(begin)
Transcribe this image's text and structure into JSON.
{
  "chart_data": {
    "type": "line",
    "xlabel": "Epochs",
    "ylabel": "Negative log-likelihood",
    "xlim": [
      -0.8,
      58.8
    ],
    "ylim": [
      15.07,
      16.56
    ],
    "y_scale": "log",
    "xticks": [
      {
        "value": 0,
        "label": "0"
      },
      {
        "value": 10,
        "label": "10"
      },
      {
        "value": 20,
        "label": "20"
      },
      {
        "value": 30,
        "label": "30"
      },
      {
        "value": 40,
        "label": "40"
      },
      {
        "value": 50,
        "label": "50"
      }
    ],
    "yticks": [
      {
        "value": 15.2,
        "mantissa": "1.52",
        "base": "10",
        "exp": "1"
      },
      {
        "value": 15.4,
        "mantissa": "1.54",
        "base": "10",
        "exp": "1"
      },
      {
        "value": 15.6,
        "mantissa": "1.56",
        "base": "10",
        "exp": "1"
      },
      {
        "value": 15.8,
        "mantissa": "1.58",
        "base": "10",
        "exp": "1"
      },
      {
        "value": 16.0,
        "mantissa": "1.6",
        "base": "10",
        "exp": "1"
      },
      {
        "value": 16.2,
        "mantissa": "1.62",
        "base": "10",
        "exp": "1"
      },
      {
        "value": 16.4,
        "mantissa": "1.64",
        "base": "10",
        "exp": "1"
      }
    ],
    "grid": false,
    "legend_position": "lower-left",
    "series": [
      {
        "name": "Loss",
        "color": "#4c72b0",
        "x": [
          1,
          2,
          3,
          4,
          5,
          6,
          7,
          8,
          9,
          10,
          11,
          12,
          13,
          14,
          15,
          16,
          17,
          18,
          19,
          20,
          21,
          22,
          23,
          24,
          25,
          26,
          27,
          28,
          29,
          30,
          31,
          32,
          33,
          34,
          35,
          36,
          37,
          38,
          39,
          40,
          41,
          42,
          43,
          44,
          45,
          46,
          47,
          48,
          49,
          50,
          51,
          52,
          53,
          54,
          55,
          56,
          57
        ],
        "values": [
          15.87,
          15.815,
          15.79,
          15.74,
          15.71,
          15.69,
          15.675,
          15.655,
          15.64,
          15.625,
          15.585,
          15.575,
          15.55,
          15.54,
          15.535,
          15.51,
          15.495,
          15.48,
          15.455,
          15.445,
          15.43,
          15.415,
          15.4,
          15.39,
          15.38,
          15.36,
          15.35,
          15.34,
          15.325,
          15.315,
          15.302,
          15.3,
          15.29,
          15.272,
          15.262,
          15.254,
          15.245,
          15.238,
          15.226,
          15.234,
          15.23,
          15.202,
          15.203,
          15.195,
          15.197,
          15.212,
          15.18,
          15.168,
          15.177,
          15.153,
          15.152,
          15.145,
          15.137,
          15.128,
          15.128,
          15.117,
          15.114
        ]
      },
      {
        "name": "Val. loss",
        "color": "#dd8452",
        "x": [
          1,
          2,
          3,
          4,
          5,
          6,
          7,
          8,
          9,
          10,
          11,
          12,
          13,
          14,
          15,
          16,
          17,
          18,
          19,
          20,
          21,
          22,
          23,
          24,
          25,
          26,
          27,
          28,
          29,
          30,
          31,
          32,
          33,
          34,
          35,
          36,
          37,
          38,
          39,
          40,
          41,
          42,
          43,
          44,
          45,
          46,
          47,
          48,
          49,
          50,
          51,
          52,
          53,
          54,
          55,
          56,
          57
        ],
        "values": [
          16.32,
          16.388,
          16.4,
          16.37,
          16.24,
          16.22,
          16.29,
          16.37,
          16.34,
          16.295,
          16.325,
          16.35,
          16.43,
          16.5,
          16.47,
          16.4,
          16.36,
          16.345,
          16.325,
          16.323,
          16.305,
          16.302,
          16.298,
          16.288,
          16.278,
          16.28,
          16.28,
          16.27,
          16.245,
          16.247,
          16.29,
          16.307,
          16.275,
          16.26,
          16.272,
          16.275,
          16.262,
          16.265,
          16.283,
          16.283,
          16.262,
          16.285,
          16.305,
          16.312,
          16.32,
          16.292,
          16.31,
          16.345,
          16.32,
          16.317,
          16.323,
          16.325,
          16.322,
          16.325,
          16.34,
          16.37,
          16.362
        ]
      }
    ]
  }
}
(end)
■ **PROBLEM DETAILS**: Copy every line in the records above that contains the word "mantissa".

■ **ANSWER TO THIS EXERCISE**:
        "mantissa": "1.52",
        "mantissa": "1.54",
        "mantissa": "1.56",
        "mantissa": "1.58",
        "mantissa": "1.6",
        "mantissa": "1.62",
        "mantissa": "1.64",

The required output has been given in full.